───── DATA RECORDS ─────

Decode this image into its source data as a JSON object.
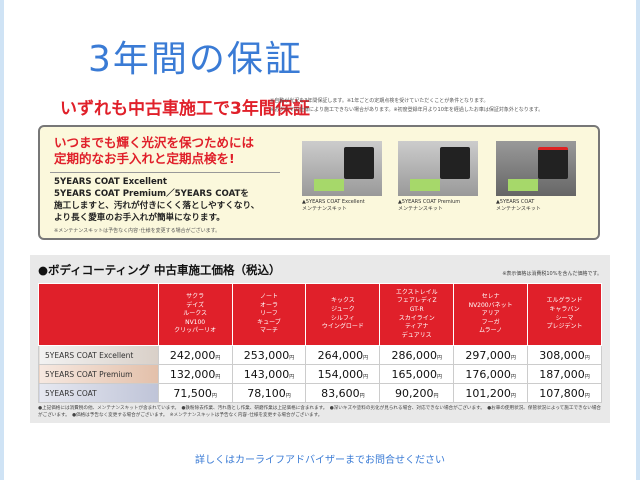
{
  "title": "3年間の保証",
  "banner": "いずれも中古車施工で3年間保証",
  "banner_notes": [
    "※自動が光沢を3年間保証します。※1年ごとの定期点検を受けていただくことが条件となります。",
    "※おクルマの仕様により施工できない場合があります。※初度登録年月より10年を経過したお車は保証対象外となります。"
  ],
  "promo": {
    "headline": [
      "いつまでも輝く光沢を保つためには",
      "定期的なお手入れと定期点検を!"
    ],
    "body": [
      "5YEARS COAT Excellent",
      "5YEARS COAT Premium／5YEARS COATを",
      "施工しますと、汚れが付きにくく落としやすくなり、",
      "より長く愛車のお手入れが簡単になります。"
    ],
    "note": "※メンテナンスキットは予告なく内容･仕様を変更する場合がございます。",
    "kits": [
      {
        "name": "▲5YEARS COAT Excellent",
        "sub": "メンテナンスキット"
      },
      {
        "name": "▲5YEARS COAT Premium",
        "sub": "メンテナンスキット"
      },
      {
        "name": "▲5YEARS COAT",
        "sub": "メンテナンスキット"
      }
    ]
  },
  "pricing": {
    "title": "●ボディコーティング 中古車施工価格（税込）",
    "tax_note": "※表示価格は消費税10%を含んだ価格です。",
    "columns": [
      [
        "サクラ",
        "デイズ",
        "ルークス",
        "NV100",
        "クリッパーリオ"
      ],
      [
        "ノート",
        "オーラ",
        "リーフ",
        "キューブ",
        "マーチ"
      ],
      [
        "キックス",
        "ジューク",
        "シルフィ",
        "ウイングロード"
      ],
      [
        "エクストレイル",
        "フェアレディZ",
        "GT-R",
        "スカイライン",
        "ティアナ",
        "デュアリス"
      ],
      [
        "セレナ",
        "NV200バネット",
        "アリア",
        "フーガ",
        "ムラーノ"
      ],
      [
        "エルグランド",
        "キャラバン",
        "シーマ",
        "プレジデント"
      ]
    ],
    "yen": "円",
    "rows": [
      {
        "label": "5YEARS COAT Excellent",
        "prices": [
          "242,000",
          "253,000",
          "264,000",
          "286,000",
          "297,000",
          "308,000"
        ]
      },
      {
        "label": "5YEARS COAT Premium",
        "prices": [
          "132,000",
          "143,000",
          "154,000",
          "165,000",
          "176,000",
          "187,000"
        ]
      },
      {
        "label": "5YEARS COAT",
        "prices": [
          "71,500",
          "78,100",
          "83,600",
          "90,200",
          "101,200",
          "107,800"
        ]
      }
    ],
    "footnotes": "●上記価格には消費税の他、メンテナンスキットが含まれています。　●鉄粉除去作業、汚れ落とし作業、研磨作業は上記価格に含まれます。　●深いキズや塗料の劣化が見られる場合、対応できない場合がございます。　●お車の使用状況、保管状況によって施工できない場合がございます。　●価格は予告なく変更する場合がございます。　※メンテナンスキットは予告なく内容･仕様を変更する場合がございます。"
  },
  "bottom_text": "詳しくはカーライフアドバイザーまでお問合せください"
}
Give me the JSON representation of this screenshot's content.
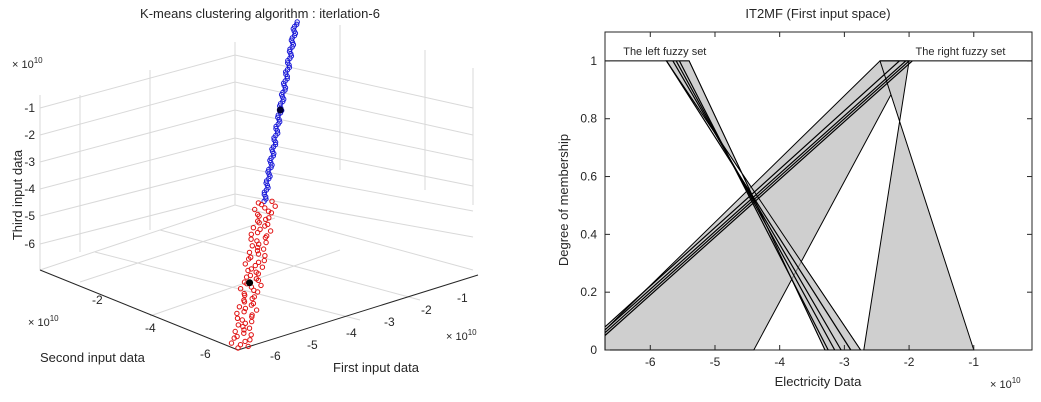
{
  "chart_data": [
    {
      "type": "scatter",
      "subtype": "3d",
      "title": "K-means clustering algorithm : iterlation-6",
      "xlabel": "First input data",
      "ylabel": "Second input data",
      "zlabel": "Third input data",
      "axis_exponent": "× 10",
      "axis_exponent_power": "10",
      "x_ticks": [
        "-6",
        "-5",
        "-4",
        "-3",
        "-2",
        "-1"
      ],
      "y_ticks": [
        "-6",
        "-4",
        "-2"
      ],
      "z_ticks": [
        "-1",
        "-2",
        "-3",
        "-4",
        "-5",
        "-6"
      ],
      "series": [
        {
          "color": "#1a1ad8",
          "marker": "open-circle",
          "extent": [
            0.45,
            1.0
          ]
        },
        {
          "color": "#e01010",
          "marker": "open-circle",
          "extent": [
            0.0,
            0.45
          ]
        }
      ],
      "centroids": [
        {
          "color": "#000033",
          "position": 0.73
        },
        {
          "color": "#000000",
          "position": 0.2
        }
      ],
      "colors": {
        "cluster_blue": "#1a1ad8",
        "cluster_red": "#e01010",
        "centroid": "#000000"
      }
    },
    {
      "type": "area",
      "title": "IT2MF (First input space)",
      "xlabel": "Electricity Data",
      "ylabel": "Degree of membership",
      "axis_exponent": "× 10",
      "axis_exponent_power": "10",
      "xlim": [
        -6.7,
        -0.1
      ],
      "ylim": [
        0,
        1.1
      ],
      "x_ticks": [
        "-6",
        "-5",
        "-4",
        "-3",
        "-2",
        "-1"
      ],
      "x_tick_values": [
        -6,
        -5,
        -4,
        -3,
        -2,
        -1
      ],
      "y_ticks": [
        "0",
        "0.2",
        "0.4",
        "0.6",
        "0.8",
        "1"
      ],
      "y_tick_values": [
        0,
        0.2,
        0.4,
        0.6,
        0.8,
        1
      ],
      "annotations": [
        {
          "text": "The left fuzzy set",
          "x": -5.8,
          "y": 1.02
        },
        {
          "text": "The right fuzzy set",
          "x": -1.9,
          "y": 1.02
        }
      ],
      "left_set": {
        "upper": [
          [
            -6.7,
            1
          ],
          [
            -5.75,
            1
          ],
          [
            -2.75,
            0
          ]
        ],
        "lower": [
          [
            -5.4,
            1
          ],
          [
            -3.3,
            0
          ]
        ],
        "lines": [
          [
            [
              -5.75,
              1
            ],
            [
              -2.9,
              0
            ]
          ],
          [
            [
              -5.65,
              1
            ],
            [
              -3.05,
              0
            ]
          ],
          [
            [
              -5.6,
              1
            ],
            [
              -3.15,
              0
            ]
          ],
          [
            [
              -5.55,
              1
            ],
            [
              -3.25,
              0
            ]
          ]
        ]
      },
      "right_set": {
        "upper": [
          [
            -6.7,
            0.07
          ],
          [
            -2.45,
            1
          ],
          [
            -0.1,
            1
          ]
        ],
        "lower": [
          [
            -4.4,
            0
          ],
          [
            -2.0,
            1
          ]
        ],
        "lines": [
          [
            [
              -6.7,
              0.06
            ],
            [
              -2.0,
              1
            ]
          ],
          [
            [
              -6.7,
              0.07
            ],
            [
              -2.05,
              1
            ]
          ],
          [
            [
              -6.7,
              0.05
            ],
            [
              -1.95,
              1
            ]
          ],
          [
            [
              -6.7,
              0.08
            ],
            [
              -2.15,
              1
            ]
          ]
        ],
        "right_end": [
          [
            -2.45,
            1
          ],
          [
            -1.0,
            0
          ]
        ]
      },
      "colors": {
        "fill": "#cfcfcf",
        "line": "#000000"
      }
    }
  ]
}
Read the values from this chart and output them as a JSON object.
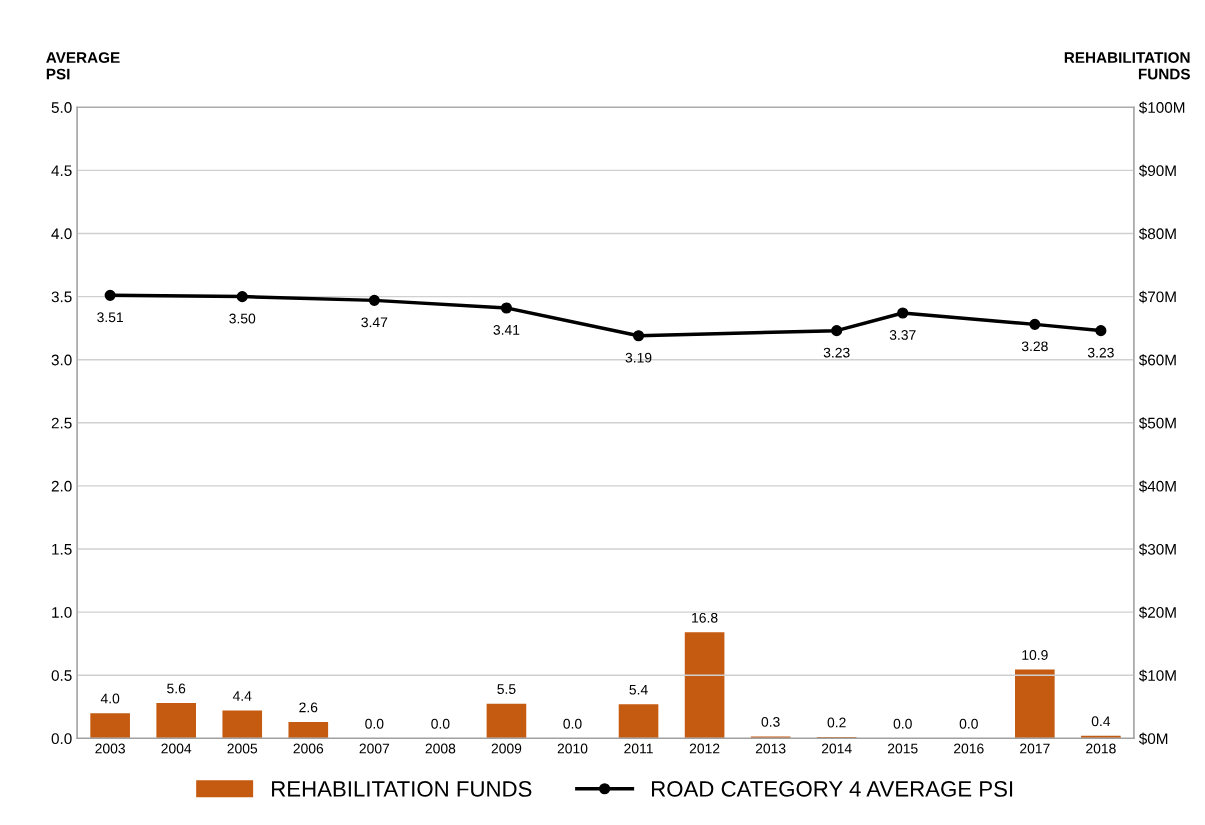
{
  "chart_data": {
    "type": "bar",
    "ylabel": "AVERAGE\nPSI",
    "y2label": "REHABILITATION\nFUNDS",
    "categories": [
      "2003",
      "2004",
      "2005",
      "2006",
      "2007",
      "2008",
      "2009",
      "2010",
      "2011",
      "2012",
      "2013",
      "2014",
      "2015",
      "2016",
      "2017",
      "2018"
    ],
    "series": [
      {
        "name": "REHABILITATION FUNDS",
        "axis": "y2",
        "color": "#c55a11",
        "values": [
          4.0,
          5.6,
          4.4,
          2.6,
          0.0,
          0.0,
          5.5,
          0.0,
          5.4,
          16.8,
          0.3,
          0.2,
          0.0,
          0.0,
          10.9,
          0.4
        ],
        "value_labels": [
          "4.0",
          "5.6",
          "4.4",
          "2.6",
          "0.0",
          "0.0",
          "5.5",
          "0.0",
          "5.4",
          "16.8",
          "0.3",
          "0.2",
          "0.0",
          "0.0",
          "10.9",
          "0.4"
        ]
      },
      {
        "name": "ROAD CATEGORY 4 AVERAGE PSI",
        "type": "line",
        "axis": "y",
        "color": "#000000",
        "marker": "circle",
        "values": [
          3.51,
          null,
          3.5,
          null,
          3.47,
          null,
          3.41,
          null,
          3.19,
          null,
          null,
          3.23,
          3.37,
          null,
          3.28,
          3.23
        ],
        "value_labels": [
          "3.51",
          null,
          "3.50",
          null,
          "3.47",
          null,
          "3.41",
          null,
          "3.19",
          null,
          null,
          "3.23",
          "3.37",
          null,
          "3.28",
          "3.23"
        ]
      }
    ],
    "ylim": [
      0,
      5
    ],
    "yticks": [
      {
        "value": 0,
        "label": "0.0"
      },
      {
        "value": 0.5,
        "label": "0.5"
      },
      {
        "value": 1,
        "label": "1.0"
      },
      {
        "value": 1.5,
        "label": "1.5"
      },
      {
        "value": 2,
        "label": "2.0"
      },
      {
        "value": 2.5,
        "label": "2.5"
      },
      {
        "value": 3,
        "label": "3.0"
      },
      {
        "value": 3.5,
        "label": "3.5"
      },
      {
        "value": 4,
        "label": "4.0"
      },
      {
        "value": 4.5,
        "label": "4.5"
      },
      {
        "value": 5,
        "label": "5.0"
      }
    ],
    "y2lim": [
      0,
      100
    ],
    "y2ticks": [
      {
        "value": 0,
        "label": "$0M"
      },
      {
        "value": 10,
        "label": "$10M"
      },
      {
        "value": 20,
        "label": "$20M"
      },
      {
        "value": 30,
        "label": "$30M"
      },
      {
        "value": 40,
        "label": "$40M"
      },
      {
        "value": 50,
        "label": "$50M"
      },
      {
        "value": 60,
        "label": "$60M"
      },
      {
        "value": 70,
        "label": "$70M"
      },
      {
        "value": 80,
        "label": "$80M"
      },
      {
        "value": 90,
        "label": "$90M"
      },
      {
        "value": 100,
        "label": "$100M"
      }
    ],
    "grid": "y",
    "legend": "bottom"
  }
}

─────

> [WHAT TO DO] Extract all lines from the material above that include the word "input".

> [IN RESPONSE]
      "xlabel": "First input data",
      "ylabel": "Second input data",
      "zlabel": "Third input data",
      "title": "IT2MF (First input space)",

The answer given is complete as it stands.